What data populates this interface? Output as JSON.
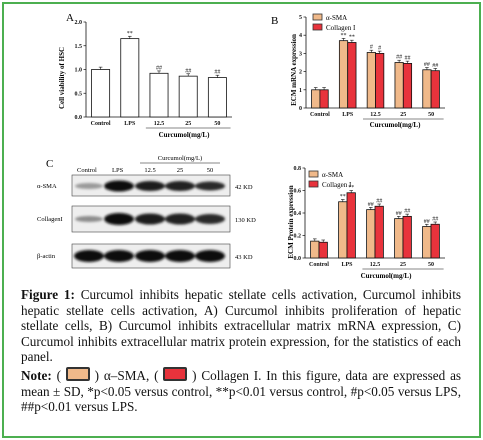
{
  "colors": {
    "border": "#4CAF50",
    "sma": "#F0B98A",
    "collagen": "#E8333C",
    "bar_white": "#ffffff"
  },
  "panelA": {
    "letter": "A",
    "ylabel": "Cell viability of HSC",
    "xgroup": "Curcumol(mg/L)",
    "chart_data": {
      "type": "bar",
      "categories": [
        "Control",
        "LPS",
        "12.5",
        "25",
        "50"
      ],
      "values": [
        1.0,
        1.65,
        0.92,
        0.86,
        0.83
      ],
      "sig": [
        "",
        "**",
        "##",
        "##",
        "##"
      ],
      "yticks": [
        "0.0",
        "0.5",
        "1.0",
        "1.5",
        "2.0"
      ],
      "ylim": [
        0,
        2.0
      ]
    }
  },
  "panelB": {
    "letter": "B",
    "ylabel": "ECM mRNA expression",
    "xgroup": "Curcumol(mg/L)",
    "legend": [
      "α-SMA",
      "Collagen I"
    ],
    "chart_data": {
      "type": "bar",
      "categories": [
        "Control",
        "LPS",
        "12.5",
        "25",
        "50"
      ],
      "series": [
        {
          "name": "α-SMA",
          "values": [
            1.0,
            3.7,
            3.05,
            2.5,
            2.1
          ],
          "sig": [
            "",
            "**",
            "#",
            "##",
            "##"
          ]
        },
        {
          "name": "Collagen I",
          "values": [
            1.0,
            3.6,
            3.0,
            2.45,
            2.05
          ],
          "sig": [
            "",
            "**",
            "#",
            "##",
            "##"
          ]
        }
      ],
      "yticks": [
        "0",
        "1",
        "2",
        "3",
        "4",
        "5"
      ],
      "ylim": [
        0,
        5
      ]
    }
  },
  "panelC": {
    "letter": "C",
    "header": {
      "control": "Control",
      "lps": "LPS",
      "curcumol": "Curcumol(mg/L)",
      "d1": "12.5",
      "d2": "25",
      "d3": "50"
    },
    "rows": [
      {
        "label": "α-SMA",
        "kd": "42 KD"
      },
      {
        "label": "CollagenI",
        "kd": "130 KD"
      },
      {
        "label": "β-actin",
        "kd": "43 KD"
      }
    ]
  },
  "panelD": {
    "ylabel": "ECM Protein expression",
    "xgroup": "Curcumol(mg/L)",
    "legend": [
      "α-SMA",
      "Collagen I"
    ],
    "chart_data": {
      "type": "bar",
      "categories": [
        "Control",
        "LPS",
        "12.5",
        "25",
        "50"
      ],
      "series": [
        {
          "name": "α-SMA",
          "values": [
            0.15,
            0.5,
            0.43,
            0.35,
            0.28
          ],
          "sig": [
            "",
            "**",
            "##",
            "##",
            "##"
          ]
        },
        {
          "name": "Collagen I",
          "values": [
            0.14,
            0.58,
            0.46,
            0.37,
            0.3
          ],
          "sig": [
            "",
            "**",
            "##",
            "##",
            "##"
          ]
        }
      ],
      "yticks": [
        "0.0",
        "0.2",
        "0.4",
        "0.6",
        "0.8"
      ],
      "ylim": [
        0,
        0.8
      ]
    }
  },
  "caption": {
    "figure_label": "Figure 1:",
    "figure_text": "Curcumol inhibits hepatic stellate cells activation, Curcumol inhibits hepatic stellate cells activation, A) Curcumol inhibits proliferation of hepatic stellate cells, B) Curcumol inhibits extracellular matrix mRNA expression, C) Curcumol inhibits extracellular matrix protein expression, for the statistics of each panel.",
    "note_label": "Note:",
    "note_open1": "(",
    "note_sma": ") α–SMA, (",
    "note_col": ") Collagen I. In this figure, data are expressed as mean ± SD, *p<0.05 versus control, **p<0.01 versus control, #p<0.05 versus LPS, ##p<0.01 versus LPS."
  }
}
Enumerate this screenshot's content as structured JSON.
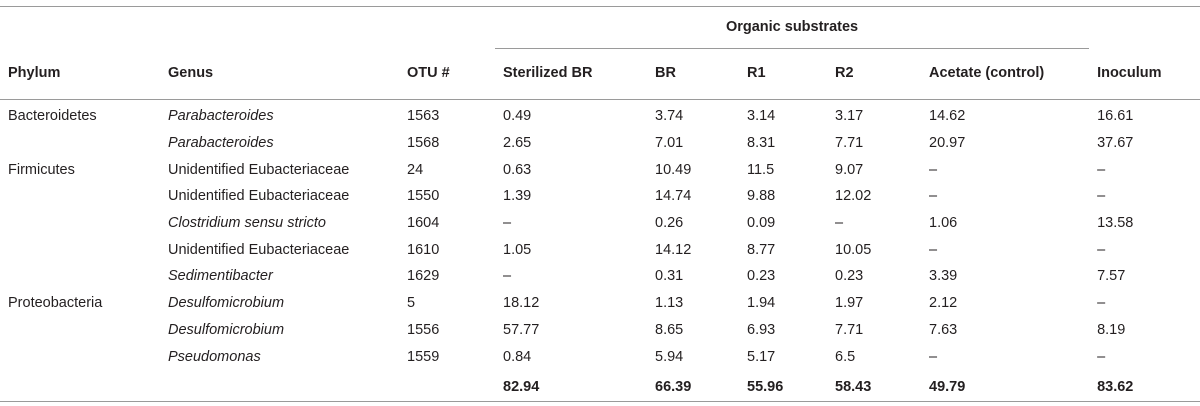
{
  "table": {
    "group_header": "Organic substrates",
    "columns": [
      "Phylum",
      "Genus",
      "OTU #",
      "Sterilized BR",
      "BR",
      "R1",
      "R2",
      "Acetate (control)",
      "Inoculum"
    ],
    "rows": [
      {
        "phylum": "Bacteroidetes",
        "genus": "Parabacteroides",
        "italic": true,
        "otu": "1563",
        "sterilized_br": "0.49",
        "br": "3.74",
        "r1": "3.14",
        "r2": "3.17",
        "acetate": "14.62",
        "inoculum": "16.61"
      },
      {
        "phylum": "",
        "genus": "Parabacteroides",
        "italic": true,
        "otu": "1568",
        "sterilized_br": "2.65",
        "br": "7.01",
        "r1": "8.31",
        "r2": "7.71",
        "acetate": "20.97",
        "inoculum": "37.67"
      },
      {
        "phylum": "Firmicutes",
        "genus": "Unidentified Eubacteriaceae",
        "italic": false,
        "otu": "24",
        "sterilized_br": "0.63",
        "br": "10.49",
        "r1": "11.5",
        "r2": "9.07",
        "acetate": "–",
        "inoculum": "–"
      },
      {
        "phylum": "",
        "genus": "Unidentified Eubacteriaceae",
        "italic": false,
        "otu": "1550",
        "sterilized_br": "1.39",
        "br": "14.74",
        "r1": "9.88",
        "r2": "12.02",
        "acetate": "–",
        "inoculum": "–"
      },
      {
        "phylum": "",
        "genus": "Clostridium sensu stricto",
        "italic": true,
        "otu": "1604",
        "sterilized_br": "–",
        "br": "0.26",
        "r1": "0.09",
        "r2": "–",
        "acetate": "1.06",
        "inoculum": "13.58"
      },
      {
        "phylum": "",
        "genus": "Unidentified Eubacteriaceae",
        "italic": false,
        "otu": "1610",
        "sterilized_br": "1.05",
        "br": "14.12",
        "r1": "8.77",
        "r2": "10.05",
        "acetate": "–",
        "inoculum": "–"
      },
      {
        "phylum": "",
        "genus": "Sedimentibacter",
        "italic": true,
        "otu": "1629",
        "sterilized_br": "–",
        "br": "0.31",
        "r1": "0.23",
        "r2": "0.23",
        "acetate": "3.39",
        "inoculum": "7.57"
      },
      {
        "phylum": "Proteobacteria",
        "genus": "Desulfomicrobium",
        "italic": true,
        "otu": "5",
        "sterilized_br": "18.12",
        "br": "1.13",
        "r1": "1.94",
        "r2": "1.97",
        "acetate": "2.12",
        "inoculum": "–"
      },
      {
        "phylum": "",
        "genus": "Desulfomicrobium",
        "italic": true,
        "otu": "1556",
        "sterilized_br": "57.77",
        "br": "8.65",
        "r1": "6.93",
        "r2": "7.71",
        "acetate": "7.63",
        "inoculum": "8.19"
      },
      {
        "phylum": "",
        "genus": "Pseudomonas",
        "italic": true,
        "otu": "1559",
        "sterilized_br": "0.84",
        "br": "5.94",
        "r1": "5.17",
        "r2": "6.5",
        "acetate": "–",
        "inoculum": "–"
      }
    ],
    "totals": {
      "sterilized_br": "82.94",
      "br": "66.39",
      "r1": "55.96",
      "r2": "58.43",
      "acetate": "49.79",
      "inoculum": "83.62"
    }
  }
}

--

* Work to complete *
Your answer must consist of every line from the listing that holds the string "expression".

* Output of the task *
    "ylabel": "ECM mRNA expression",
    "ylabel": "ECM Protein expression",
    "figure_text": "Curcumol inhibits hepatic stellate cells activation, Curcumol inhibits hepatic stellate cells activation, A) Curcumol inhibits proliferation of hepatic stellate cells, B) Curcumol inhibits extracellular matrix mRNA expression, C) Curcumol inhibits extracellular matrix protein expression, for the statistics of each panel.",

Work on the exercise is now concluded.